"""

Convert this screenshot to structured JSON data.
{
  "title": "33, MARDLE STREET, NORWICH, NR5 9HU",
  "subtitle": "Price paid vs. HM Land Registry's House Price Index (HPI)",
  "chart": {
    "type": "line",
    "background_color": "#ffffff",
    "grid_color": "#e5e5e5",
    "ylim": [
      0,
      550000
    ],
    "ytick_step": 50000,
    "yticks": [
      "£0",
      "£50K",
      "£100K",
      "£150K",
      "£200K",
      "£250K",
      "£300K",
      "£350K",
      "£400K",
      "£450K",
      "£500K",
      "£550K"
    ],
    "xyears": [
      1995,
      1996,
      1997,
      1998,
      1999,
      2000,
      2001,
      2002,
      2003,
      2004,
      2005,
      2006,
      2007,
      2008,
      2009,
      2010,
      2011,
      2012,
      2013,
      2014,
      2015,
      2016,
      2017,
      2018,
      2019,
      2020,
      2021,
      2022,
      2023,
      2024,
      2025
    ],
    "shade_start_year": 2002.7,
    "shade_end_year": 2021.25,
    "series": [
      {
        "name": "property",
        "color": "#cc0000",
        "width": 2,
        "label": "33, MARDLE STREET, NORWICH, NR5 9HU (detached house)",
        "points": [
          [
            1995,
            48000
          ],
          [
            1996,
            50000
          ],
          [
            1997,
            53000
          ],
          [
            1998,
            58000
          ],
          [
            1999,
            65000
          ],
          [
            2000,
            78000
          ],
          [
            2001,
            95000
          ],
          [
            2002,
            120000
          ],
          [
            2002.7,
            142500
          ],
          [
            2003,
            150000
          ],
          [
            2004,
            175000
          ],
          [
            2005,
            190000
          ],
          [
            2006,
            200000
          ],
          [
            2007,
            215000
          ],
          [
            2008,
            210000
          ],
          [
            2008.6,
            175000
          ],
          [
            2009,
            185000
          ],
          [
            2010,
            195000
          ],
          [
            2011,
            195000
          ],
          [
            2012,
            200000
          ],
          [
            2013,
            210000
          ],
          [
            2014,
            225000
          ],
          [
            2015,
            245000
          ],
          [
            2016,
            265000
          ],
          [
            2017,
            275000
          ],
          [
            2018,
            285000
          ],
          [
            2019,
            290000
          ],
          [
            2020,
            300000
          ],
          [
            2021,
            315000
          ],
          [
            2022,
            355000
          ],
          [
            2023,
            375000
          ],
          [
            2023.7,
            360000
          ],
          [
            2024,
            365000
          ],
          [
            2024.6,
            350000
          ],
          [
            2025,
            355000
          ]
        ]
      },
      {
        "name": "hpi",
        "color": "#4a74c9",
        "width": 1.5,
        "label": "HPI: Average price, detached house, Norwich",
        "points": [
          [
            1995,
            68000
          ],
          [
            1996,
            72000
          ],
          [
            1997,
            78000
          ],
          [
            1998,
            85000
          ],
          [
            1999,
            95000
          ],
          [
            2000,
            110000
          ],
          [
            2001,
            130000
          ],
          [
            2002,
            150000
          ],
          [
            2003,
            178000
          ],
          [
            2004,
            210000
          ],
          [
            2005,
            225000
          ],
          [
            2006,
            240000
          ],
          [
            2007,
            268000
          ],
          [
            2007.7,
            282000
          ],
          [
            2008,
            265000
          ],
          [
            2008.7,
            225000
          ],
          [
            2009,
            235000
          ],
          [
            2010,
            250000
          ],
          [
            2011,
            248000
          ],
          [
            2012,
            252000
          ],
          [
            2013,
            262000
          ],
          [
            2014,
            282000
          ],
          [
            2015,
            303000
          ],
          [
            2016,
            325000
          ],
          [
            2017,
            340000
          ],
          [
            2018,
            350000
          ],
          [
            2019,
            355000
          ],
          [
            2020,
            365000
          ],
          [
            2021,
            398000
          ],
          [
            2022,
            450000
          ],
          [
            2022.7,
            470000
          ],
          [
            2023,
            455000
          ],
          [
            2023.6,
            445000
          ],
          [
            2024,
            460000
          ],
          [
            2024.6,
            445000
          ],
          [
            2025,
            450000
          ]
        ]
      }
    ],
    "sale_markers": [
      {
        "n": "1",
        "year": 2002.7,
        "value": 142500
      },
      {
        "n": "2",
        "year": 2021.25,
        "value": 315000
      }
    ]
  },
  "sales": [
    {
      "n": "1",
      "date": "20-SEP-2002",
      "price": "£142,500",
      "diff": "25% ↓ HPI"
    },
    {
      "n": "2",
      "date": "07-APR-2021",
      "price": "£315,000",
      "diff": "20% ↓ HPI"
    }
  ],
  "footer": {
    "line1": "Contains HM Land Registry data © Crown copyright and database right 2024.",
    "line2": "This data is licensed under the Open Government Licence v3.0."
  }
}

"""

→ **DIRECTION**
Reproduce each entry from the records above, character for character.

→ **SOLUTION TO THE PROBLEM**
Convert this screenshot to structured JSON data.
{
  "title": "33, MARDLE STREET, NORWICH, NR5 9HU",
  "subtitle": "Price paid vs. HM Land Registry's House Price Index (HPI)",
  "chart": {
    "type": "line",
    "background_color": "#ffffff",
    "grid_color": "#e5e5e5",
    "ylim": [
      0,
      550000
    ],
    "ytick_step": 50000,
    "yticks": [
      "£0",
      "£50K",
      "£100K",
      "£150K",
      "£200K",
      "£250K",
      "£300K",
      "£350K",
      "£400K",
      "£450K",
      "£500K",
      "£550K"
    ],
    "xyears": [
      1995,
      1996,
      1997,
      1998,
      1999,
      2000,
      2001,
      2002,
      2003,
      2004,
      2005,
      2006,
      2007,
      2008,
      2009,
      2010,
      2011,
      2012,
      2013,
      2014,
      2015,
      2016,
      2017,
      2018,
      2019,
      2020,
      2021,
      2022,
      2023,
      2024,
      2025
    ],
    "shade_start_year": 2002.7,
    "shade_end_year": 2021.25,
    "series": [
      {
        "name": "property",
        "color": "#cc0000",
        "width": 2,
        "label": "33, MARDLE STREET, NORWICH, NR5 9HU (detached house)",
        "points": [
          [
            1995,
            48000
          ],
          [
            1996,
            50000
          ],
          [
            1997,
            53000
          ],
          [
            1998,
            58000
          ],
          [
            1999,
            65000
          ],
          [
            2000,
            78000
          ],
          [
            2001,
            95000
          ],
          [
            2002,
            120000
          ],
          [
            2002.7,
            142500
          ],
          [
            2003,
            150000
          ],
          [
            2004,
            175000
          ],
          [
            2005,
            190000
          ],
          [
            2006,
            200000
          ],
          [
            2007,
            215000
          ],
          [
            2008,
            210000
          ],
          [
            2008.6,
            175000
          ],
          [
            2009,
            185000
          ],
          [
            2010,
            195000
          ],
          [
            2011,
            195000
          ],
          [
            2012,
            200000
          ],
          [
            2013,
            210000
          ],
          [
            2014,
            225000
          ],
          [
            2015,
            245000
          ],
          [
            2016,
            265000
          ],
          [
            2017,
            275000
          ],
          [
            2018,
            285000
          ],
          [
            2019,
            290000
          ],
          [
            2020,
            300000
          ],
          [
            2021,
            315000
          ],
          [
            2022,
            355000
          ],
          [
            2023,
            375000
          ],
          [
            2023.7,
            360000
          ],
          [
            2024,
            365000
          ],
          [
            2024.6,
            350000
          ],
          [
            2025,
            355000
          ]
        ]
      },
      {
        "name": "hpi",
        "color": "#4a74c9",
        "width": 1.5,
        "label": "HPI: Average price, detached house, Norwich",
        "points": [
          [
            1995,
            68000
          ],
          [
            1996,
            72000
          ],
          [
            1997,
            78000
          ],
          [
            1998,
            85000
          ],
          [
            1999,
            95000
          ],
          [
            2000,
            110000
          ],
          [
            2001,
            130000
          ],
          [
            2002,
            150000
          ],
          [
            2003,
            178000
          ],
          [
            2004,
            210000
          ],
          [
            2005,
            225000
          ],
          [
            2006,
            240000
          ],
          [
            2007,
            268000
          ],
          [
            2007.7,
            282000
          ],
          [
            2008,
            265000
          ],
          [
            2008.7,
            225000
          ],
          [
            2009,
            235000
          ],
          [
            2010,
            250000
          ],
          [
            2011,
            248000
          ],
          [
            2012,
            252000
          ],
          [
            2013,
            262000
          ],
          [
            2014,
            282000
          ],
          [
            2015,
            303000
          ],
          [
            2016,
            325000
          ],
          [
            2017,
            340000
          ],
          [
            2018,
            350000
          ],
          [
            2019,
            355000
          ],
          [
            2020,
            365000
          ],
          [
            2021,
            398000
          ],
          [
            2022,
            450000
          ],
          [
            2022.7,
            470000
          ],
          [
            2023,
            455000
          ],
          [
            2023.6,
            445000
          ],
          [
            2024,
            460000
          ],
          [
            2024.6,
            445000
          ],
          [
            2025,
            450000
          ]
        ]
      }
    ],
    "sale_markers": [
      {
        "n": "1",
        "year": 2002.7,
        "value": 142500
      },
      {
        "n": "2",
        "year": 2021.25,
        "value": 315000
      }
    ]
  },
  "sales": [
    {
      "n": "1",
      "date": "20-SEP-2002",
      "price": "£142,500",
      "diff": "25% ↓ HPI"
    },
    {
      "n": "2",
      "date": "07-APR-2021",
      "price": "£315,000",
      "diff": "20% ↓ HPI"
    }
  ],
  "footer": {
    "line1": "Contains HM Land Registry data © Crown copyright and database right 2024.",
    "line2": "This data is licensed under the Open Government Licence v3.0."
  }
}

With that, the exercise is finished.